-- Start RECORDS --
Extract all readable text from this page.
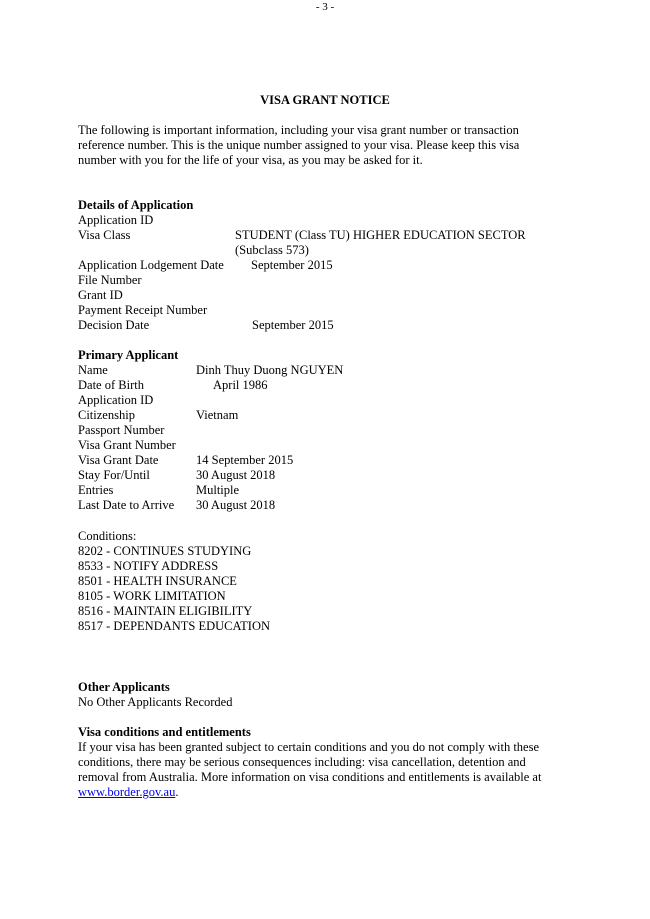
- 3 -
VISA GRANT NOTICE
The following is important information, including your visa grant number or transaction
reference number. This is the unique number assigned to your visa. Please keep this visa
number with you for the life of your visa, as you may be asked for it.
Details of Application
Application ID
Visa Class	STUDENT (Class TU) HIGHER EDUCATION SECTOR
(Subclass 573)
Application Lodgement Date September 2015
File Number
Grant ID
Payment Receipt Number
Decision Date	September 2015
Primary Applicant
Name	Dinh Thuy Duong NGUYEN
Date of Birth	April 1986
Application ID
Citizenship	Vietnam
Passport Number
Visa Grant Number
Visa Grant Date	14 September 2015
Stay For/Until	30 August 2018
Entries	Multiple
Last Date to Arrive 30 August 2018
Conditions:
8202 - CONTINUES STUDYING
8533 - NOTIFY ADDRESS
8501 - HEALTH INSURANCE
8105 - WORK LIMITATION
8516 - MAINTAIN ELIGIBILITY
8517 - DEPENDANTS EDUCATION
Other Applicants
No Other Applicants Recorded
Visa conditions and entitlements
If your visa has been granted subject to certain conditions and you do not comply with these
conditions, there may be serious consequences including: visa cancellation, detention and
removal from Australia. More information on visa conditions and entitlements is available at
www.border.gov.au.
-- End RECORDS --
EXERCISE AIM: Excluding the pictures, restate the records above word for word.

OUTPUT FOR THIS TASK:
Extract all readable text from this page.
- 3 -
VISA GRANT NOTICE
The following is important information, including your visa grant number or transaction
reference number. This is the unique number assigned to your visa. Please keep this visa
number with you for the life of your visa, as you may be asked for it.
Details of Application
Application ID
Visa Class	STUDENT (Class TU) HIGHER EDUCATION SECTOR
(Subclass 573)
Application Lodgement Date September 2015
File Number
Grant ID
Payment Receipt Number
Decision Date	September 2015
Primary Applicant
Name	Dinh Thuy Duong NGUYEN
Date of Birth	April 1986
Application ID
Citizenship	Vietnam
Passport Number
Visa Grant Number
Visa Grant Date	14 September 2015
Stay For/Until	30 August 2018
Entries	Multiple
Last Date to Arrive 30 August 2018
Conditions:
8202 - CONTINUES STUDYING
8533 - NOTIFY ADDRESS
8501 - HEALTH INSURANCE
8105 - WORK LIMITATION
8516 - MAINTAIN ELIGIBILITY
8517 - DEPENDANTS EDUCATION
Other Applicants
No Other Applicants Recorded
Visa conditions and entitlements
If your visa has been granted subject to certain conditions and you do not comply with these
conditions, there may be serious consequences including: visa cancellation, detention and
removal from Australia. More information on visa conditions and entitlements is available at
www.border.gov.au.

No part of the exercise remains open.